Exercise task.
Please answer these questions using the ICTY text:
1. Which two unresolved questions does Sir Geoffrey name for a more comprehensive review?
2. At whose request was ICTY evidence kept from the International Court of Justice?
3. Who does the text find it "not entirely comforting" will make decisions on transparency after the ICTY closes?

Page text.
·····

Sir Geoffrey was unequivocal and offered this question for dissemination: Regardless of his unfavorable opinion of Ms. Hartmann and some of her statements, he wondered whether it was a wise option for the Tribunal from the perspective of legality, financial priority or political perception. (Some had tried to link Sir Geoffrey to the charges initiated against Ms. Hartmann, but he was clear to the contrary. And, there is at least some reason to believe that Sir Geoffrey may be as much a target of potential intimidation as possible source). As we wondered whether the charging of Ms. Hartmann was intended or would have a muffling effect on critics or perhaps those who implicate big powers or their officials in duplicity or complicity. Sir Geoffrey was undeterred and firmly indicated his resolve to initiate a more comprehensive review or inquest regarding yet unresolved questions, including Srebrenica and non-apprehension of war crimes suspects. PROTECTING "NATIONAL SECURITY"
The ICTY has acted to protect sources, from witnesses to intelligence, in the execution of investigations and cases. The Tribunal has neither an elaborate intelligence gathering capacity nor ability to actually execute arrest or even search warrants. From personal interaction, I am convinced that the Tribunal has experienced and more than capable investigative and prosecution staff. Nonetheless, their efforts frequently are dependent upon cooperation with big powers, and some such staff had been effectively appointed and salaried by home states rather than ICTY. Clearly "big powers" have legitimate reason to demand and defend confidentiality. Still, how can the Tribunal insure that it is not being fed selective or false evidence? More to the point, how can the Tribunal and global public be assured that evidence of duplicity or complicity of the "big powers" is not the information that is the subject of confidentiality actions. It is troubling that Belgrade, whose highest political and military leaders have been the subject of prosecution, has been so far successful in convincing the Tribunal to maintain confidentiality regarding evidence on institutional as well as personal culpability. Evidence regarding Belgrade's direct culpability for genocide that was available to the ICTY was not allowed to be made available, by request of the Serbian government, to the International Court of Justice, ICJ, hearing Bosnia & Herzegovina's genocide claim against Serbia & Montenegro. If Belgrade was successful in demanding such confidentiality that prevented the ICJ from reviewing the evidence on a case before it, then it is reasonable to ask what other big powers and officials have such capacity to muffle evidence and information. Here, it is not entirely clear what party has been injured by Hartmann's alleged offense, except perhaps the reputation of the ICTY itself. (The purportedly culpable disclosures were made after the Milosevic case was terminated and the defendant had died). The ICTY though did not even charge that Hartmann's culpable statements were false. METHODOLOGY OF TRANSPARENCY
Regardless of the outcome of the Hartmann prosecution, both the citizens of the “ex-Yugoslav” region and the interested global audience does need to understand better what is the methodology that will assure transparency regarding proceedings. Further, when the ICTY is finally closed and no Court Judges are presiding, who will make decisions regarding release of reports, testimony and evidence of concluded processes, as well as those where no action was pursued? It is not entirely comforting that such decisions for transparency or posterity will be made by political institutions or officials of big powers, especially with possible conflicts of interest.

·····

Source data.
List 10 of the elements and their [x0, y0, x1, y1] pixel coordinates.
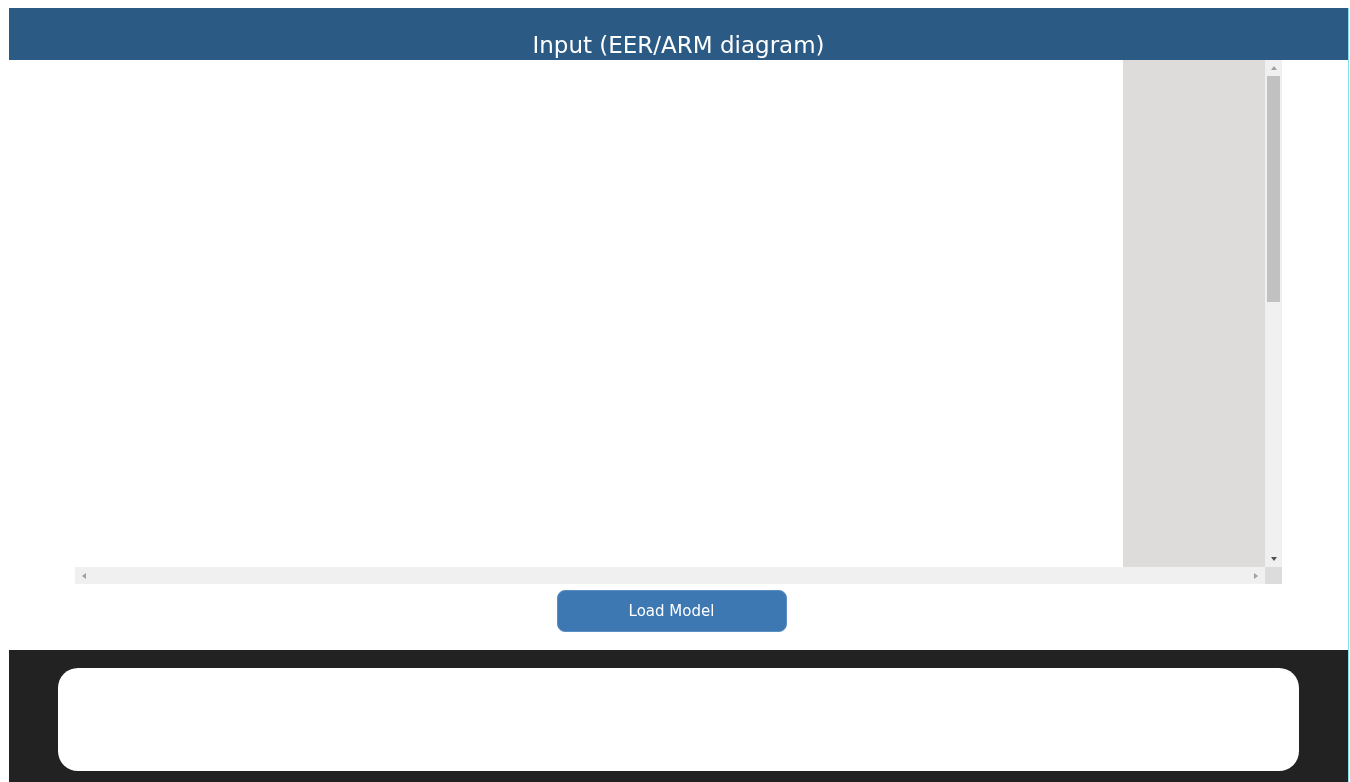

·····

Output for this exercise.
1. Srebrenica and the non-apprehension of war crimes suspects.
2. The Serbian government.
3. Political institutions or officials of big powers.